>>>

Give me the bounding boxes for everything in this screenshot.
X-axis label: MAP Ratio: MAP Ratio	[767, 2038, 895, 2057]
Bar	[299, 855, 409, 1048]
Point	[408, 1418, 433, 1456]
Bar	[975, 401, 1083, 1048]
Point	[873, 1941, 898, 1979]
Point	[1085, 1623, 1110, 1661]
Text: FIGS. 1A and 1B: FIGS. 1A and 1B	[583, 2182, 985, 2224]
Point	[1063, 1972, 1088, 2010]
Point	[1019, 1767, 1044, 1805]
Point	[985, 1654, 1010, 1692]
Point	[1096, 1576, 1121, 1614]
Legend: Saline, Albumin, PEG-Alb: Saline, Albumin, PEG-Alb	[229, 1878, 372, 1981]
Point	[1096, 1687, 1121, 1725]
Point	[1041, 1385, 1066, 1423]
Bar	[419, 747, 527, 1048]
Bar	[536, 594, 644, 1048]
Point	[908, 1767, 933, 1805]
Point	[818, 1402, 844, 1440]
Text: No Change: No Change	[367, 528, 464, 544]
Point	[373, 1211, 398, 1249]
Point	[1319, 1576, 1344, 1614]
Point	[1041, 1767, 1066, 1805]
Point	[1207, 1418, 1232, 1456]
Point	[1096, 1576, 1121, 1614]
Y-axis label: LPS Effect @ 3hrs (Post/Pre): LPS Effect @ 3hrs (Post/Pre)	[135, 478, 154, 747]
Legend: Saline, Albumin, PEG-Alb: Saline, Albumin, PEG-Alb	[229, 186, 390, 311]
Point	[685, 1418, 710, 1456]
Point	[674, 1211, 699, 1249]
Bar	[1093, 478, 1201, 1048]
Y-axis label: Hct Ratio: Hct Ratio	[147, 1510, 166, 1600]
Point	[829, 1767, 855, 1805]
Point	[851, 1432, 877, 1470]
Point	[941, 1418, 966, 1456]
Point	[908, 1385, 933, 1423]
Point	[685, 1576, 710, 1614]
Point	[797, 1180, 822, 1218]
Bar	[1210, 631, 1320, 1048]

<<<

● Goal of the exercise:
Can you reproduce all the data above with each "Point" renamed to "Marker" and everything else left unchanged?

● Correct result:
Give me the bounding boxes for everything in this screenshot.
X-axis label: MAP Ratio: MAP Ratio	[767, 2038, 895, 2057]
Bar	[299, 855, 409, 1048]
Marker	[408, 1418, 433, 1456]
Bar	[975, 401, 1083, 1048]
Marker	[873, 1941, 898, 1979]
Marker	[1085, 1623, 1110, 1661]
Text: FIGS. 1A and 1B: FIGS. 1A and 1B	[583, 2182, 985, 2224]
Marker	[1063, 1972, 1088, 2010]
Marker	[1019, 1767, 1044, 1805]
Marker	[985, 1654, 1010, 1692]
Marker	[1096, 1576, 1121, 1614]
Legend: Saline, Albumin, PEG-Alb: Saline, Albumin, PEG-Alb	[229, 1878, 372, 1981]
Marker	[1096, 1687, 1121, 1725]
Marker	[1041, 1385, 1066, 1423]
Bar	[419, 747, 527, 1048]
Bar	[536, 594, 644, 1048]
Marker	[908, 1767, 933, 1805]
Marker	[818, 1402, 844, 1440]
Text: No Change: No Change	[367, 528, 464, 544]
Marker	[373, 1211, 398, 1249]
Marker	[1319, 1576, 1344, 1614]
Marker	[1041, 1767, 1066, 1805]
Marker	[1207, 1418, 1232, 1456]
Marker	[1096, 1576, 1121, 1614]
Y-axis label: LPS Effect @ 3hrs (Post/Pre): LPS Effect @ 3hrs (Post/Pre)	[135, 478, 154, 747]
Legend: Saline, Albumin, PEG-Alb: Saline, Albumin, PEG-Alb	[229, 186, 390, 311]
Marker	[685, 1418, 710, 1456]
Marker	[674, 1211, 699, 1249]
Bar	[1093, 478, 1201, 1048]
Y-axis label: Hct Ratio: Hct Ratio	[147, 1510, 166, 1600]
Marker	[829, 1767, 855, 1805]
Marker	[851, 1432, 877, 1470]
Marker	[941, 1418, 966, 1456]
Marker	[908, 1385, 933, 1423]
Marker	[685, 1576, 710, 1614]
Marker	[797, 1180, 822, 1218]
Bar	[1210, 631, 1320, 1048]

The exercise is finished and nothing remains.